**DIRECTIONS FOR THIS TASK**
Skip the pictures. Repeat everything else in the records word for word.
======== RECORDS FOR THE EXERCISE ========
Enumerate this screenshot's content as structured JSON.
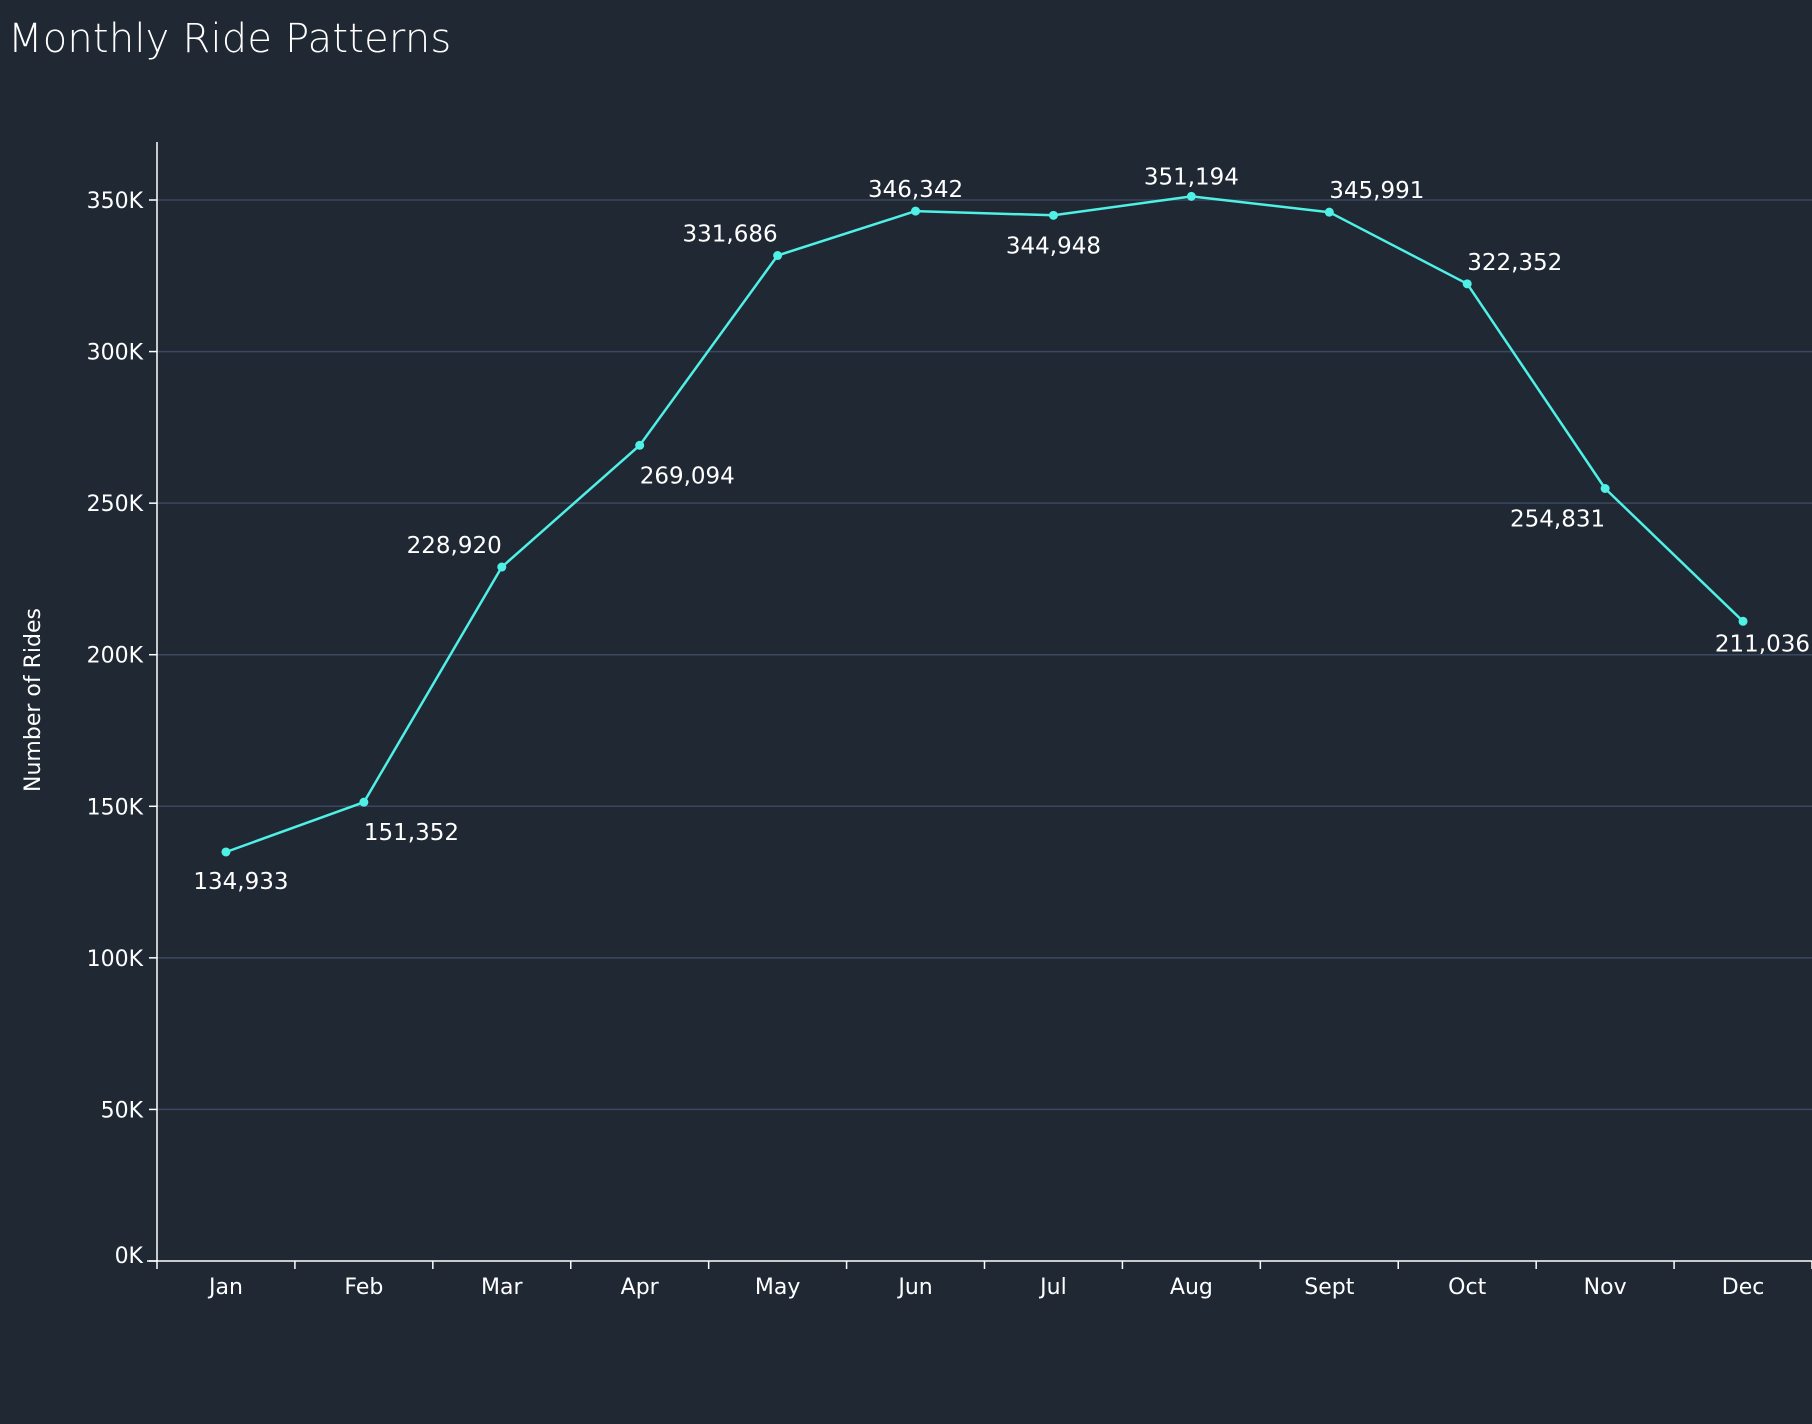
{
  "title": "Monthly Ride Patterns",
  "colors": {
    "background": "#202833",
    "line": "#4ff0e6",
    "gridline": "#3a4760",
    "axis": "#ffffff",
    "text": "#ffffff"
  },
  "chart_data": {
    "type": "line",
    "title": "Monthly Ride Patterns",
    "xlabel": "",
    "ylabel": "Number of Rides",
    "categories": [
      "Jan",
      "Feb",
      "Mar",
      "Apr",
      "May",
      "Jun",
      "Jul",
      "Aug",
      "Sept",
      "Oct",
      "Nov",
      "Dec"
    ],
    "values": [
      134933,
      151352,
      228920,
      269094,
      331686,
      346342,
      344948,
      351194,
      345991,
      322352,
      254831,
      211036
    ],
    "data_labels": [
      "134,933",
      "151,352",
      "228,920",
      "269,094",
      "331,686",
      "346,342",
      "344,948",
      "351,194",
      "345,991",
      "322,352",
      "254,831",
      "211,036"
    ],
    "label_position": [
      "below",
      "below",
      "above",
      "below",
      "above",
      "above",
      "below",
      "above",
      "above",
      "above",
      "below",
      "below"
    ],
    "ylim": [
      0,
      350000
    ],
    "yticks": [
      0,
      50000,
      100000,
      150000,
      200000,
      250000,
      300000,
      350000
    ],
    "ytick_labels": [
      "0K",
      "50K",
      "100K",
      "150K",
      "200K",
      "250K",
      "300K",
      "350K"
    ],
    "grid": true,
    "legend": "none"
  }
}
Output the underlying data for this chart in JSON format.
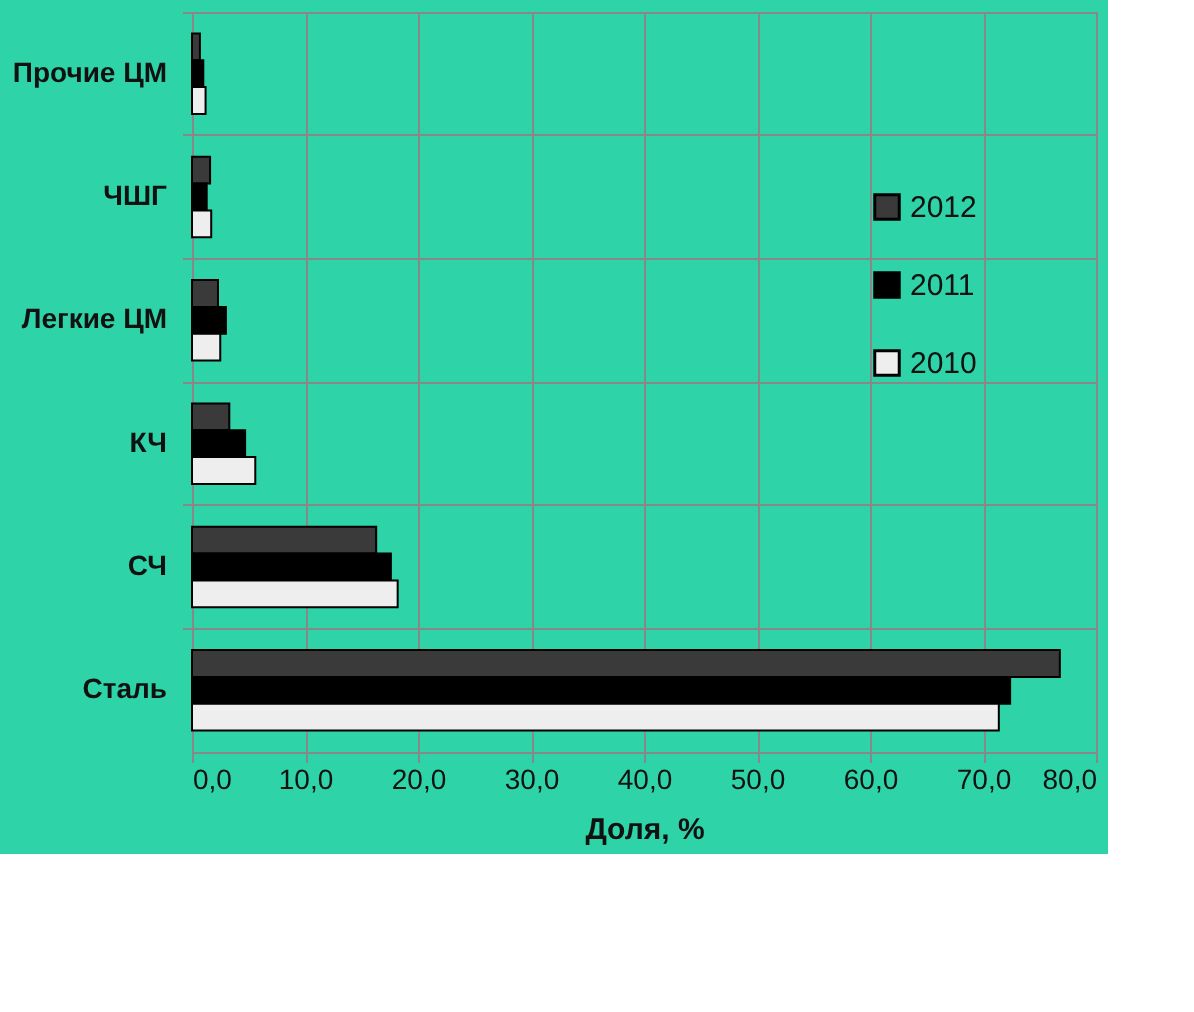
{
  "chart_data": {
    "type": "bar",
    "orientation": "horizontal",
    "xlabel": "Доля, %",
    "categories": [
      "Прочие ЦМ",
      "ЧШГ",
      "Легкие ЦМ",
      "КЧ",
      "СЧ",
      "Сталь"
    ],
    "series": [
      {
        "name": "2012",
        "color": "#3a3a3a",
        "values": [
          0.7,
          1.6,
          2.3,
          3.3,
          16.3,
          76.8
        ]
      },
      {
        "name": "2011",
        "color": "#000000",
        "values": [
          1.0,
          1.3,
          3.0,
          4.7,
          17.6,
          72.4
        ]
      },
      {
        "name": "2010",
        "color": "#eeeeee",
        "values": [
          1.2,
          1.7,
          2.5,
          5.6,
          18.2,
          71.4
        ]
      }
    ],
    "xlim": [
      0,
      80
    ],
    "xticks": [
      {
        "value": 0,
        "label": "0,0"
      },
      {
        "value": 10,
        "label": "10,0"
      },
      {
        "value": 20,
        "label": "20,0"
      },
      {
        "value": 30,
        "label": "30,0"
      },
      {
        "value": 40,
        "label": "40,0"
      },
      {
        "value": 50,
        "label": "50,0"
      },
      {
        "value": 60,
        "label": "60,0"
      },
      {
        "value": 70,
        "label": "70,0"
      },
      {
        "value": 80,
        "label": "80,0"
      }
    ],
    "grid": true,
    "legend": "right"
  }
}
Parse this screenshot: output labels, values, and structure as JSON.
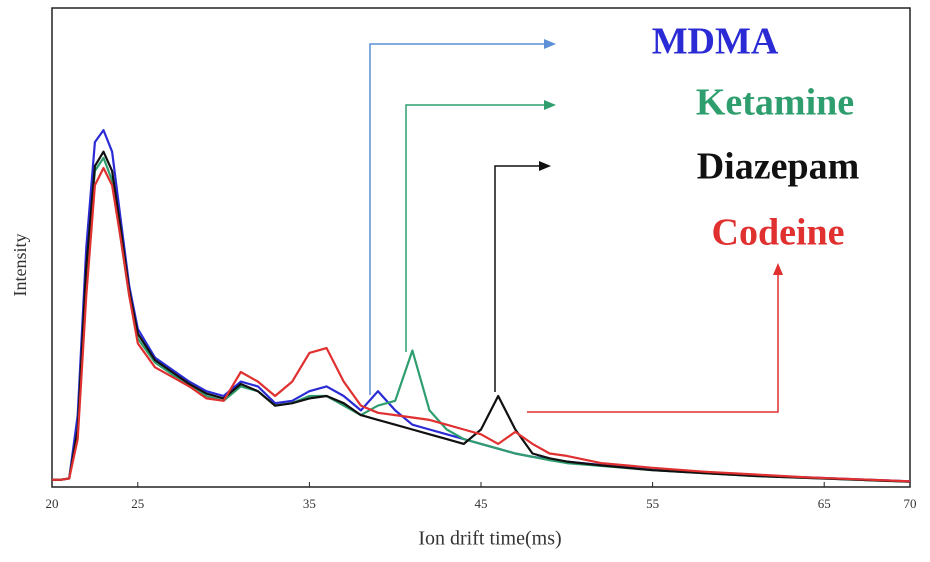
{
  "chart_data": {
    "type": "line",
    "xlabel": "Ion drift time(ms)",
    "ylabel": "Intensity",
    "xlim": [
      20,
      70
    ],
    "xticks": [
      20,
      25,
      35,
      45,
      55,
      65,
      70
    ],
    "ylim": [
      0,
      100
    ],
    "x": [
      20,
      20.5,
      21,
      21.5,
      22,
      22.5,
      23,
      23.5,
      24,
      24.5,
      25,
      26,
      27,
      28,
      29,
      30,
      31,
      32,
      33,
      34,
      35,
      36,
      37,
      38,
      39,
      40,
      41,
      42,
      43,
      44,
      45,
      46,
      47,
      48,
      49,
      50,
      52,
      55,
      58,
      61,
      64,
      67,
      70
    ],
    "series": [
      {
        "name": "MDMA",
        "color": "#2b2bd6",
        "values": [
          1.5,
          1.5,
          1.8,
          15,
          50,
          72,
          74.5,
          70,
          56,
          42,
          33,
          27,
          24.5,
          22,
          20,
          19,
          22,
          21,
          17.5,
          18,
          20,
          21,
          19,
          16,
          20,
          16,
          13,
          12,
          11,
          10,
          9,
          8,
          7,
          6.3,
          5.8,
          5.3,
          4.6,
          3.6,
          3,
          2.4,
          2,
          1.6,
          1.2
        ]
      },
      {
        "name": "Ketamine",
        "color": "#2f9e6e",
        "values": [
          1.5,
          1.5,
          1.8,
          12,
          45,
          66,
          68.7,
          64,
          52,
          40,
          31,
          26,
          23.5,
          21,
          19,
          18,
          21,
          20,
          17,
          17.5,
          19,
          19,
          17,
          15,
          17,
          18,
          28.5,
          16,
          12,
          10,
          9,
          8,
          7,
          6.3,
          5.6,
          5,
          4.4,
          3.5,
          2.9,
          2.3,
          1.9,
          1.5,
          1.1
        ]
      },
      {
        "name": "Diazepam",
        "color": "#111111",
        "values": [
          1.5,
          1.5,
          1.8,
          12,
          46,
          67,
          70,
          66,
          54,
          41,
          32,
          26.5,
          24,
          21.5,
          19.5,
          18.5,
          21.5,
          20,
          17,
          17.5,
          18.5,
          19,
          17.5,
          15,
          14,
          13,
          12,
          11,
          10,
          9,
          12,
          19,
          12,
          7,
          6,
          5.3,
          4.5,
          3.5,
          2.9,
          2.3,
          1.9,
          1.5,
          1.1
        ]
      },
      {
        "name": "Codeine",
        "color": "#e03030",
        "values": [
          1.5,
          1.5,
          1.8,
          10,
          40,
          63,
          66.6,
          63,
          52,
          40,
          30,
          25,
          23,
          21,
          18.5,
          18,
          24,
          22,
          19,
          22,
          28,
          29,
          22,
          17,
          15.5,
          15,
          14.5,
          14,
          13,
          12,
          11,
          9,
          11.5,
          9,
          7,
          6.5,
          5,
          4,
          3.2,
          2.6,
          2,
          1.6,
          1.2
        ]
      }
    ]
  }
}
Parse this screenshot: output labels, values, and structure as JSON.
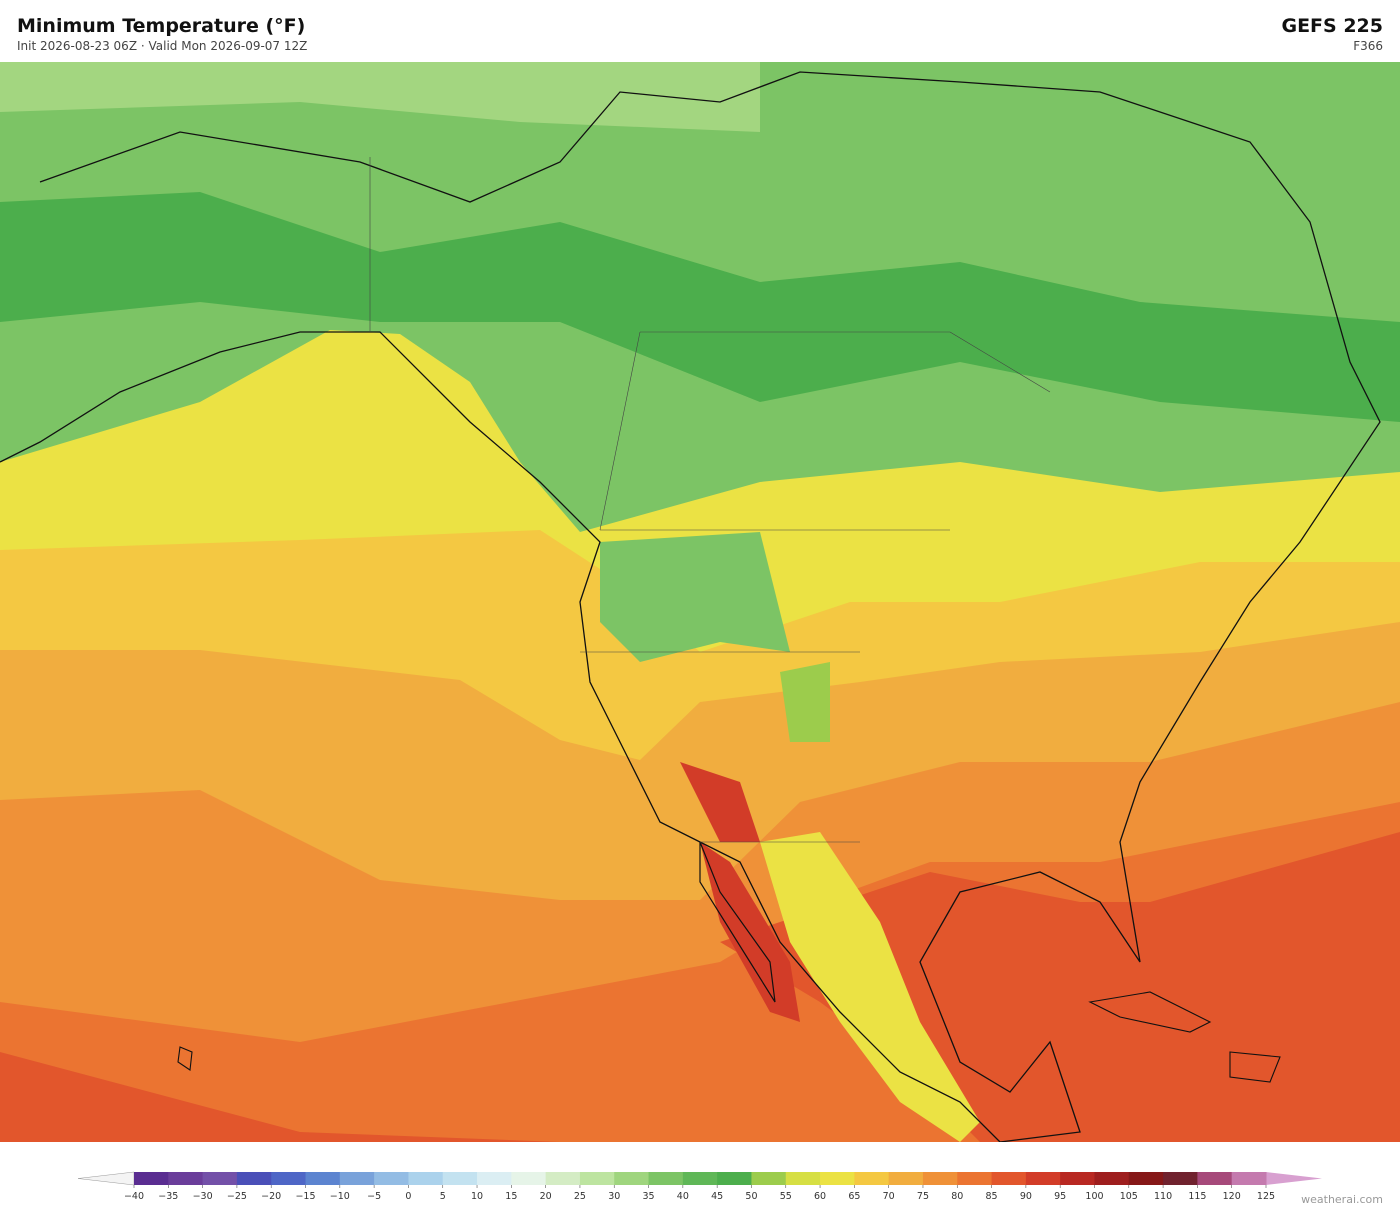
========
**ANSWER TO THIS TASK**
Enumerate this screenshot's content as structured JSON.
{
  "title": "Monthly Ride Patterns",
  "colors": {
    "background": "#202833",
    "line": "#4ff0e6",
    "gridline": "#3a4760",
    "axis": "#ffffff",
    "text": "#ffffff"
  },
  "chart_data": {
    "type": "line",
    "title": "Monthly Ride Patterns",
    "xlabel": "",
    "ylabel": "Number of Rides",
    "categories": [
      "Jan",
      "Feb",
      "Mar",
      "Apr",
      "May",
      "Jun",
      "Jul",
      "Aug",
      "Sept",
      "Oct",
      "Nov",
      "Dec"
    ],
    "values": [
      134933,
      151352,
      228920,
      269094,
      331686,
      346342,
      344948,
      351194,
      345991,
      322352,
      254831,
      211036
    ],
    "data_labels": [
      "134,933",
      "151,352",
      "228,920",
      "269,094",
      "331,686",
      "346,342",
      "344,948",
      "351,194",
      "345,991",
      "322,352",
      "254,831",
      "211,036"
    ],
    "label_position": [
      "below",
      "below",
      "above",
      "below",
      "above",
      "above",
      "below",
      "above",
      "above",
      "above",
      "below",
      "below"
    ],
    "ylim": [
      0,
      350000
    ],
    "yticks": [
      0,
      50000,
      100000,
      150000,
      200000,
      250000,
      300000,
      350000
    ],
    "ytick_labels": [
      "0K",
      "50K",
      "100K",
      "150K",
      "200K",
      "250K",
      "300K",
      "350K"
    ],
    "grid": true,
    "legend": "none"
  }
}
Output the underlying data for this chart in JSON format.
{
  "chart_data": {
    "type": "bar",
    "orientation": "horizontal",
    "xlabel": "Доля, %",
    "categories": [
      "Прочие ЦМ",
      "ЧШГ",
      "Легкие ЦМ",
      "КЧ",
      "СЧ",
      "Сталь"
    ],
    "series": [
      {
        "name": "2012",
        "color": "#3a3a3a",
        "values": [
          0.7,
          1.6,
          2.3,
          3.3,
          16.3,
          76.8
        ]
      },
      {
        "name": "2011",
        "color": "#000000",
        "values": [
          1.0,
          1.3,
          3.0,
          4.7,
          17.6,
          72.4
        ]
      },
      {
        "name": "2010",
        "color": "#eeeeee",
        "values": [
          1.2,
          1.7,
          2.5,
          5.6,
          18.2,
          71.4
        ]
      }
    ],
    "xlim": [
      0,
      80
    ],
    "xticks": [
      {
        "value": 0,
        "label": "0,0"
      },
      {
        "value": 10,
        "label": "10,0"
      },
      {
        "value": 20,
        "label": "20,0"
      },
      {
        "value": 30,
        "label": "30,0"
      },
      {
        "value": 40,
        "label": "40,0"
      },
      {
        "value": 50,
        "label": "50,0"
      },
      {
        "value": 60,
        "label": "60,0"
      },
      {
        "value": 70,
        "label": "70,0"
      },
      {
        "value": 80,
        "label": "80,0"
      }
    ],
    "grid": true,
    "legend": "right"
  }
}
Parse this screenshot: output labels, values, and structure as JSON.
{
  "chart_data": {
    "type": "line",
    "xlabel": "Ion drift time(ms)",
    "ylabel": "Intensity",
    "xlim": [
      20,
      70
    ],
    "xticks": [
      20,
      25,
      35,
      45,
      55,
      65,
      70
    ],
    "ylim": [
      0,
      100
    ],
    "x": [
      20,
      20.5,
      21,
      21.5,
      22,
      22.5,
      23,
      23.5,
      24,
      24.5,
      25,
      26,
      27,
      28,
      29,
      30,
      31,
      32,
      33,
      34,
      35,
      36,
      37,
      38,
      39,
      40,
      41,
      42,
      43,
      44,
      45,
      46,
      47,
      48,
      49,
      50,
      52,
      55,
      58,
      61,
      64,
      67,
      70
    ],
    "series": [
      {
        "name": "MDMA",
        "color": "#2b2bd6",
        "values": [
          1.5,
          1.5,
          1.8,
          15,
          50,
          72,
          74.5,
          70,
          56,
          42,
          33,
          27,
          24.5,
          22,
          20,
          19,
          22,
          21,
          17.5,
          18,
          20,
          21,
          19,
          16,
          20,
          16,
          13,
          12,
          11,
          10,
          9,
          8,
          7,
          6.3,
          5.8,
          5.3,
          4.6,
          3.6,
          3,
          2.4,
          2,
          1.6,
          1.2
        ]
      },
      {
        "name": "Ketamine",
        "color": "#2f9e6e",
        "values": [
          1.5,
          1.5,
          1.8,
          12,
          45,
          66,
          68.7,
          64,
          52,
          40,
          31,
          26,
          23.5,
          21,
          19,
          18,
          21,
          20,
          17,
          17.5,
          19,
          19,
          17,
          15,
          17,
          18,
          28.5,
          16,
          12,
          10,
          9,
          8,
          7,
          6.3,
          5.6,
          5,
          4.4,
          3.5,
          2.9,
          2.3,
          1.9,
          1.5,
          1.1
        ]
      },
      {
        "name": "Diazepam",
        "color": "#111111",
        "values": [
          1.5,
          1.5,
          1.8,
          12,
          46,
          67,
          70,
          66,
          54,
          41,
          32,
          26.5,
          24,
          21.5,
          19.5,
          18.5,
          21.5,
          20,
          17,
          17.5,
          18.5,
          19,
          17.5,
          15,
          14,
          13,
          12,
          11,
          10,
          9,
          12,
          19,
          12,
          7,
          6,
          5.3,
          4.5,
          3.5,
          2.9,
          2.3,
          1.9,
          1.5,
          1.1
        ]
      },
      {
        "name": "Codeine",
        "color": "#e03030",
        "values": [
          1.5,
          1.5,
          1.8,
          10,
          40,
          63,
          66.6,
          63,
          52,
          40,
          30,
          25,
          23,
          21,
          18.5,
          18,
          24,
          22,
          19,
          22,
          28,
          29,
          22,
          17,
          15.5,
          15,
          14.5,
          14,
          13,
          12,
          11,
          9,
          11.5,
          9,
          7,
          6.5,
          5,
          4,
          3.2,
          2.6,
          2,
          1.6,
          1.2
        ]
      }
    ]
  }
}
Parse this screenshot: output labels, values, and structure as JSON.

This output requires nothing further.